### The exercise:
Reproduce everything in the Bay Area memoir from "All of these" down to "also a time.", word for word.

It was a beautiful place to grow up.
It was also a beautiful time. The San Francisco Bay Area of my memories was totally chill: When I think back to high school, I see hemp necklaces, redwoods in the fog, and long walks up hills so steep that I used to see them in my sleep, in dreams where I was falling.
All of these things are still there: the trees, the misty mornings, the sloped cities and, probably, the hemp.
But when people ask me what Oakland or Berkeley or San Francisco are like, I have no idea what to say.
Home isn’t just a place, but also a time.
When I go back now, I’m worst than a tourist. I gape at things that friends who just moved to the area think nothing of. There’s a Whole Foods by Lake Merritt?! People go jogging there at night?? There are bars and restaurants serving $12 burgers by the 19th Street BART???
I wonder if the establishments I used to frequent are still there: the cinema at Jack London Square, the deli at 51st and Telegraph with the good Italian meats, the Virgin Megastore in downtown San Francisco where I looked for CDs from Common, Sublime, and Eminem shortly after I heard him freestyling on the radio late one night, on 106.1, KMEL.

### Information supplied:

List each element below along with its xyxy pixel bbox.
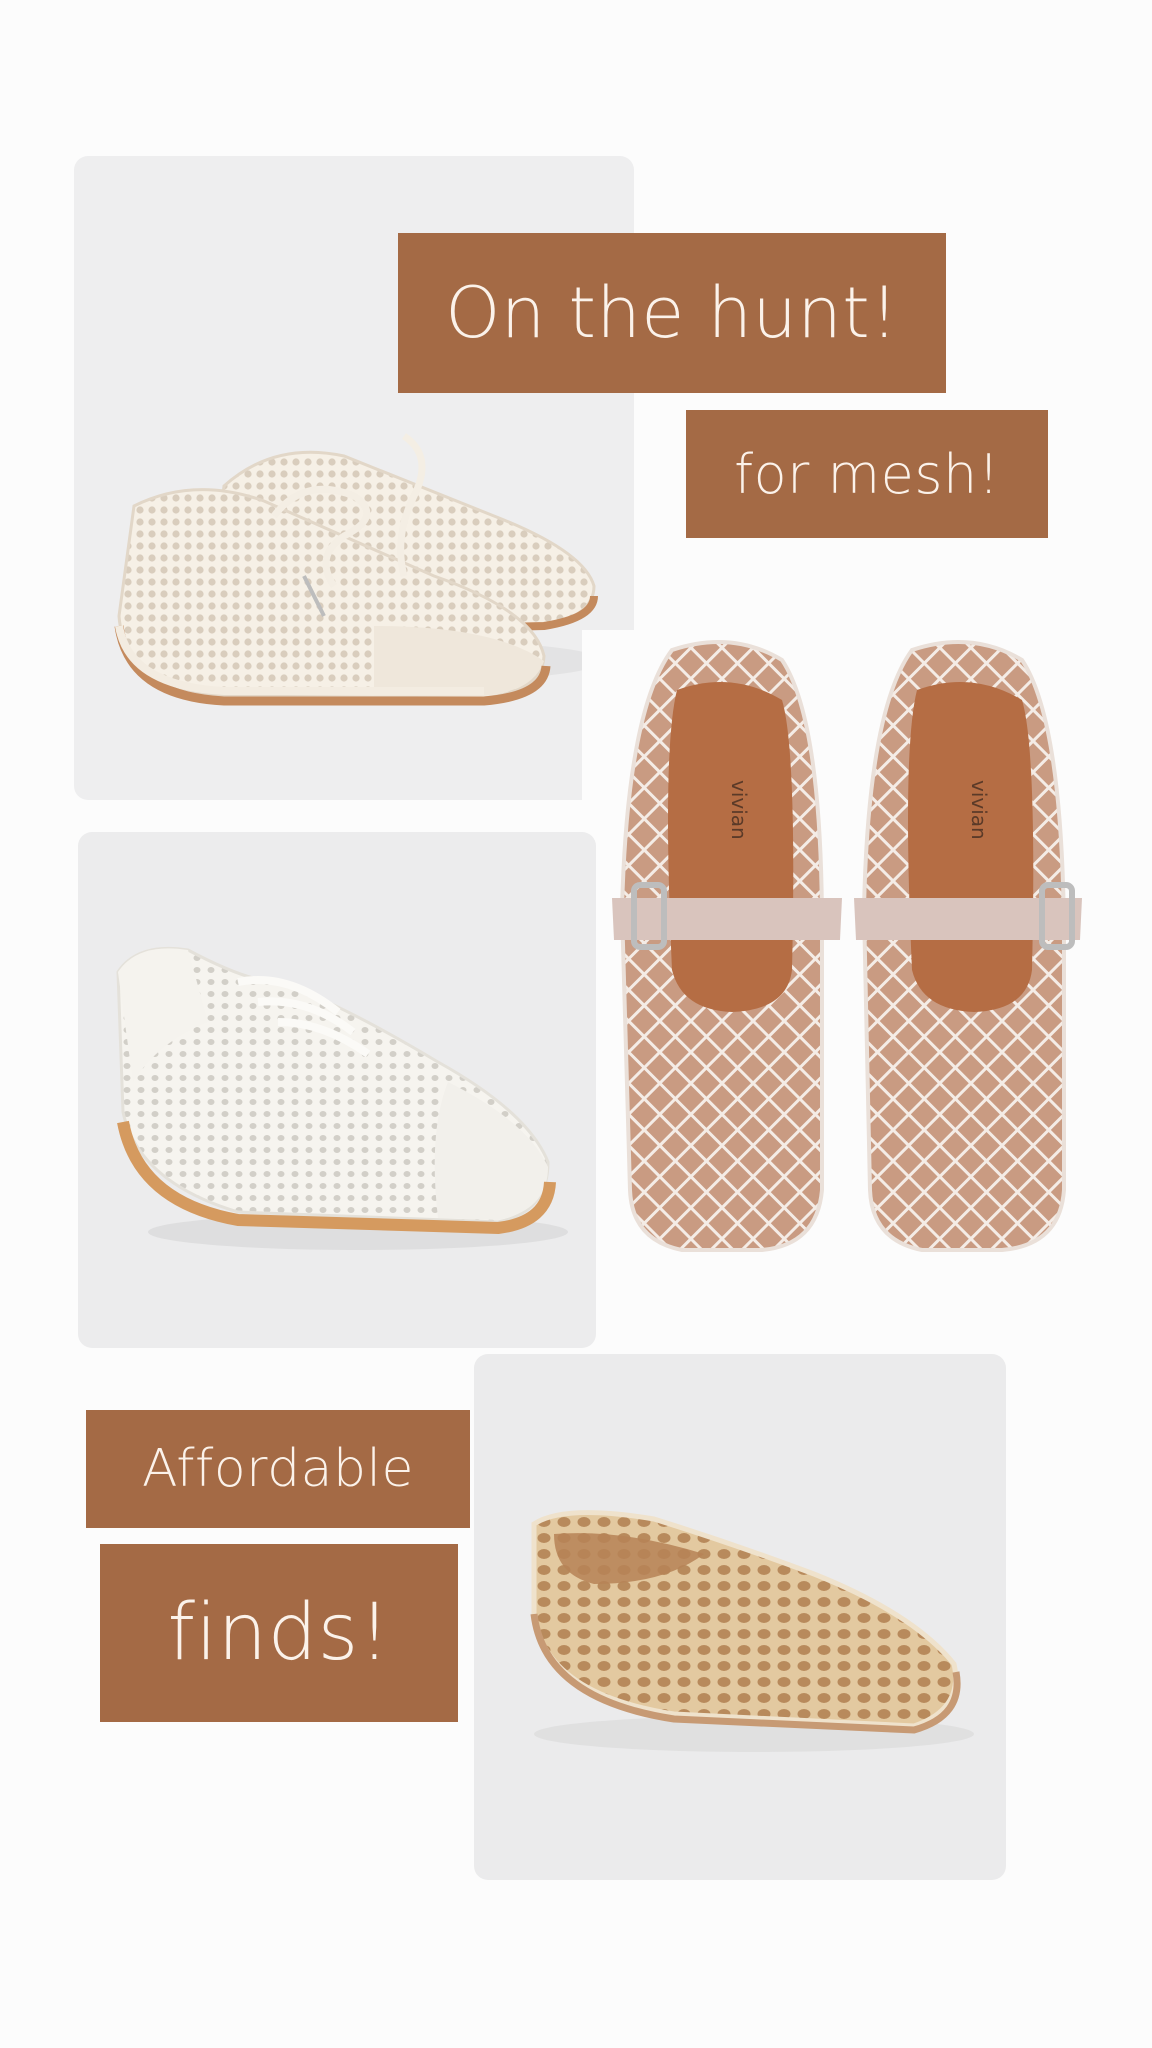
subheadline-for-mesh: for mesh!: [686, 410, 1048, 538]
product-card-perforated-sneaker[interactable]: [78, 832, 596, 1348]
headline-finds: finds!: [100, 1544, 458, 1722]
product-card-mesh-mary-janes[interactable]: vivian vivian: [582, 630, 1142, 1310]
svg-text:vivian: vivian: [727, 780, 751, 840]
subheadline-for-mesh-text: for mesh!: [734, 442, 1000, 506]
headline-affordable: Affordable: [86, 1410, 470, 1528]
headline-finds-text: finds!: [167, 1588, 391, 1678]
headline-on-the-hunt-text: On the hunt!: [445, 272, 899, 354]
mesh-mary-jane-flats-icon: vivian vivian: [612, 640, 1082, 1252]
headline-on-the-hunt: On the hunt!: [398, 233, 946, 393]
headline-affordable-text: Affordable: [142, 1439, 414, 1499]
perforated-white-sneaker-icon: [116, 946, 568, 1250]
crochet-mesh-ballet-flat-icon: [530, 1510, 974, 1752]
svg-text:vivian: vivian: [967, 780, 991, 840]
product-card-crochet-flat[interactable]: [474, 1354, 1006, 1880]
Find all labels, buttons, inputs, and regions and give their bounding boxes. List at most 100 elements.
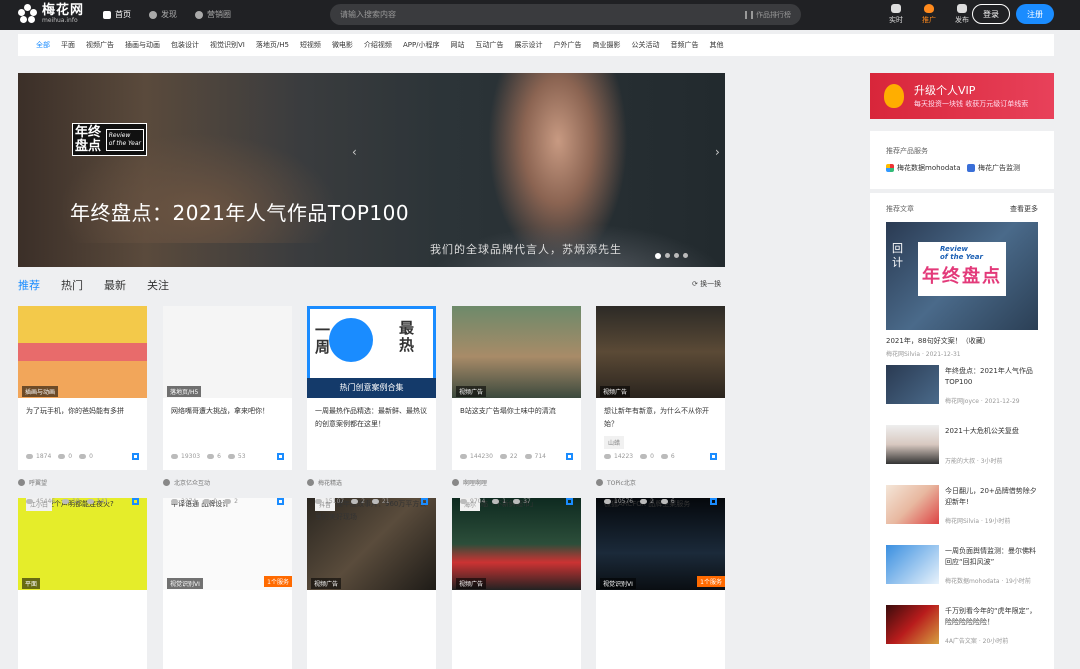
qr-code-icon[interactable]: [710, 498, 717, 505]
publish-button[interactable]: 发布: [951, 4, 973, 25]
realtime-button[interactable]: 实时: [885, 4, 907, 25]
work-card[interactable]: 视频广告 B站这支广告塌你土味中的清流 144230 22 714: [452, 306, 581, 470]
work-card[interactable]: 落地页/H5 网络嘴哥遭大挑战，拿来吧你！ 19303 6 53: [163, 306, 292, 470]
category-12[interactable]: 互动广告: [476, 40, 504, 50]
category-17[interactable]: 音频广告: [671, 40, 699, 50]
work-thumbnail[interactable]: [163, 306, 292, 398]
category-18[interactable]: 其他: [710, 40, 724, 50]
qr-code-icon[interactable]: [277, 453, 284, 460]
carousel-dot[interactable]: [674, 253, 679, 258]
article-thumbnail[interactable]: [886, 485, 939, 524]
work-thumbnail[interactable]: [596, 306, 725, 398]
view-more-link[interactable]: 查看更多: [1010, 204, 1038, 214]
category-14[interactable]: 户外广告: [554, 40, 582, 50]
article-item[interactable]: 今日翻儿，20+品牌借势除夕迎新年! 梅花网Silvia · 19小时前: [886, 485, 1038, 533]
vip-upgrade-banner[interactable]: 升级个人VIP 每天投资一块钱 收获万元级订单线索: [870, 73, 1054, 119]
nav-home[interactable]: 首页: [103, 9, 131, 20]
article-item[interactable]: 千万别看今年的“虎年限定”，险险险险险险！ 4A广告文案 · 20小时前: [886, 605, 1038, 653]
work-title[interactable]: 一周最热作品精选：最新鲜、最热议的创意案例都在这里！: [315, 405, 430, 431]
qr-code-icon[interactable]: [132, 498, 139, 505]
feed-tab-1[interactable]: 热门: [61, 277, 83, 293]
brand-label[interactable]: 山蜡: [604, 436, 625, 449]
category-2[interactable]: 视频广告: [86, 40, 114, 50]
feed-tab-2[interactable]: 最新: [104, 277, 126, 293]
article-thumbnail[interactable]: [886, 365, 939, 404]
article-thumbnail[interactable]: [886, 545, 939, 584]
chevron-left-icon[interactable]: ‹: [352, 145, 357, 159]
featured-article-image[interactable]: 回 计 Review of the Year 年终盘点: [886, 222, 1038, 330]
rank-link[interactable]: 作品排行榜: [745, 10, 791, 20]
product-link-ad-monitor[interactable]: 梅花广告监测: [967, 163, 1020, 173]
work-card[interactable]: 视觉识别VI 1个服务 中译语通 品牌设计 3274 0 2: [163, 498, 292, 669]
article-item[interactable]: 2021十大危机公关复盘 万能的大叔 · 3小时前: [886, 425, 1038, 473]
category-15[interactable]: 商业摄影: [593, 40, 621, 50]
register-button[interactable]: 注册: [1016, 4, 1054, 24]
author-link[interactable]: 呼翼望: [18, 478, 47, 487]
author-link[interactable]: TOPic北京: [596, 478, 636, 487]
promote-button[interactable]: 推广: [918, 4, 940, 25]
feed-tab-0[interactable]: 推荐: [18, 277, 40, 293]
work-title[interactable]: B站这支广告塌你土味中的清流: [460, 405, 575, 418]
work-card[interactable]: 视频广告 欢迎光临「不新鲜超市」 海尔 9704 1 37: [452, 498, 581, 669]
category-6[interactable]: 落地页/H5: [256, 40, 289, 50]
login-button[interactable]: 登录: [972, 4, 1010, 24]
article-item[interactable]: 一周负面舆情监测：曼尔佛料回应“回扣风波” 梅花数据mohodata · 19小时…: [886, 545, 1038, 593]
article-title[interactable]: 千万别看今年的“虎年限定”，险险险险险险！: [945, 606, 1038, 628]
category-4[interactable]: 包装设计: [171, 40, 199, 50]
work-thumbnail[interactable]: [452, 306, 581, 398]
work-thumbnail[interactable]: [452, 498, 581, 590]
category-1[interactable]: 平面: [61, 40, 75, 50]
carousel-dot[interactable]: [655, 252, 661, 259]
work-card[interactable]: 插画与动画 为了玩手机，你的爸妈能有多拼 1874 0 0: [18, 306, 147, 470]
work-thumbnail[interactable]: 一 周最 热热门创意案例合集: [307, 306, 436, 398]
qr-code-icon[interactable]: [566, 498, 573, 505]
logo[interactable]: 梅花网 meihua.info: [18, 4, 84, 24]
qr-code-icon[interactable]: [421, 498, 428, 505]
work-title[interactable]: 网络嘴哥遭大挑战，拿来吧你！: [171, 405, 286, 418]
qr-code-icon[interactable]: [277, 498, 284, 505]
work-thumbnail[interactable]: [18, 306, 147, 398]
carousel-dot[interactable]: [665, 253, 670, 258]
article-title[interactable]: 2021十大危机公关复盘: [945, 426, 1038, 437]
category-13[interactable]: 展示设计: [515, 40, 543, 50]
category-3[interactable]: 插画与动画: [125, 40, 160, 50]
product-link-mohodata[interactable]: 梅花数据mohodata: [886, 163, 961, 173]
work-thumbnail[interactable]: [18, 498, 147, 590]
work-title[interactable]: 为了玩手机，你的爸妈能有多拼: [26, 405, 141, 418]
article-thumbnail[interactable]: [886, 605, 939, 644]
service-badge[interactable]: 1个服务: [264, 576, 292, 587]
qr-code-icon[interactable]: [566, 453, 573, 460]
hero-banner[interactable]: 年终 盘点 Review of the Year 年终盘点：2021年人气作品T…: [18, 73, 725, 267]
work-card[interactable]: 视觉识别VI 1个服务 极狐ARCFOX 品牌全案服务 10576 2 6: [596, 498, 725, 669]
article-thumbnail[interactable]: [886, 425, 939, 464]
nav-discover[interactable]: 发现: [149, 9, 177, 20]
article-title[interactable]: 年终盘点：2021年人气作品TOP100: [945, 366, 1038, 388]
author-link[interactable]: 啊哩啊哩: [452, 478, 487, 487]
featured-article-title[interactable]: 2021年，88句好文案！（收藏）: [886, 336, 990, 346]
work-card[interactable]: 视频广告 抖音直播年度故事片：960万平方公里的美好现场 抖音 15107 2 21: [307, 498, 436, 669]
qr-code-icon[interactable]: [710, 453, 717, 460]
category-11[interactable]: 网站: [451, 40, 465, 50]
chevron-right-icon[interactable]: ›: [715, 145, 720, 159]
category-0[interactable]: 全部: [36, 40, 50, 50]
work-card[interactable]: 视频广告 想让新年有新意，为什么不从你开始？ 山蜡 14223 0 6: [596, 306, 725, 470]
carousel-dot[interactable]: [683, 253, 688, 258]
category-10[interactable]: APP/小程序: [403, 40, 440, 50]
search-input[interactable]: [340, 10, 745, 19]
feed-tab-3[interactable]: 关注: [147, 277, 169, 293]
nav-marketing-circle[interactable]: 营销圈: [195, 9, 231, 20]
article-title[interactable]: 今日翻儿，20+品牌借势除夕迎新年!: [945, 486, 1038, 508]
refresh-button[interactable]: ⟳ 换一换: [692, 279, 721, 289]
category-9[interactable]: 介绍视频: [364, 40, 392, 50]
qr-code-icon[interactable]: [132, 453, 139, 460]
work-title[interactable]: 想让新年有新意，为什么不从你开始？: [604, 405, 719, 431]
article-title[interactable]: 一周负面舆情监测：曼尔佛料回应“回扣风波”: [945, 546, 1038, 568]
category-16[interactable]: 公关活动: [632, 40, 660, 50]
author-link[interactable]: 梅花精选: [307, 478, 342, 487]
work-card[interactable]: 一 周最 热热门创意案例合集一周最热作品精选：最新鲜、最热议的创意案例都在这里！: [307, 306, 436, 470]
service-badge[interactable]: 1个服务: [697, 576, 725, 587]
category-7[interactable]: 短视频: [300, 40, 321, 50]
article-item[interactable]: 年终盘点：2021年人气作品TOP100 梅花网Joyce · 2021-12-2…: [886, 365, 1038, 413]
author-link[interactable]: 北京亿众互动: [163, 478, 210, 487]
work-card[interactable]: 平面 江小白发个声明都能连夜火? 江小白 45446 10 141: [18, 498, 147, 669]
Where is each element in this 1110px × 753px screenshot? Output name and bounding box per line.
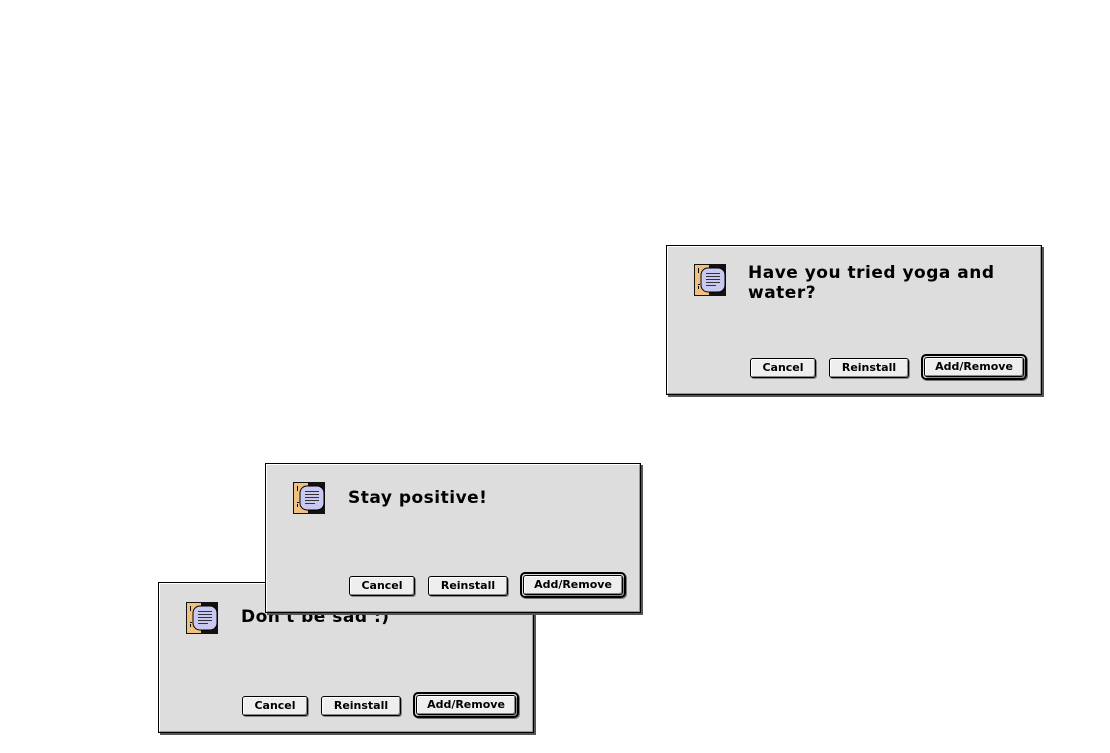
alert-message: Have you tried yoga and water? — [748, 263, 995, 303]
extensions-manager-icon — [293, 482, 325, 514]
add-remove-button-ring[interactable]: Add/Remove — [413, 692, 519, 718]
add-remove-button[interactable]: Add/Remove — [416, 695, 516, 715]
alert-dialog-yoga-water: Have you tried yoga and water? Cancel Re… — [666, 245, 1042, 395]
cancel-button[interactable]: Cancel — [349, 576, 415, 596]
reinstall-button[interactable]: Reinstall — [428, 576, 508, 596]
reinstall-button[interactable]: Reinstall — [321, 696, 401, 716]
add-remove-button-ring[interactable]: Add/Remove — [520, 572, 626, 598]
alert-message: Stay positive! — [348, 488, 488, 508]
add-remove-button-ring[interactable]: Add/Remove — [921, 354, 1027, 380]
cancel-button[interactable]: Cancel — [242, 696, 308, 716]
add-remove-button[interactable]: Add/Remove — [924, 357, 1024, 377]
cancel-button[interactable]: Cancel — [750, 358, 816, 378]
add-remove-button[interactable]: Add/Remove — [523, 575, 623, 595]
alert-dialog-stay-positive: Stay positive! Cancel Reinstall Add/Remo… — [265, 463, 641, 613]
extensions-manager-icon — [186, 602, 218, 634]
extensions-manager-icon — [694, 264, 726, 296]
reinstall-button[interactable]: Reinstall — [829, 358, 909, 378]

### Response to the exercise:
All of these things are still there: the trees, the misty mornings, the sloped cities and, probably, the hemp.
But when people ask me what Oakland or Berkeley or San Francisco are like, I have no idea what to say.
Home isn’t just a place, but also a time.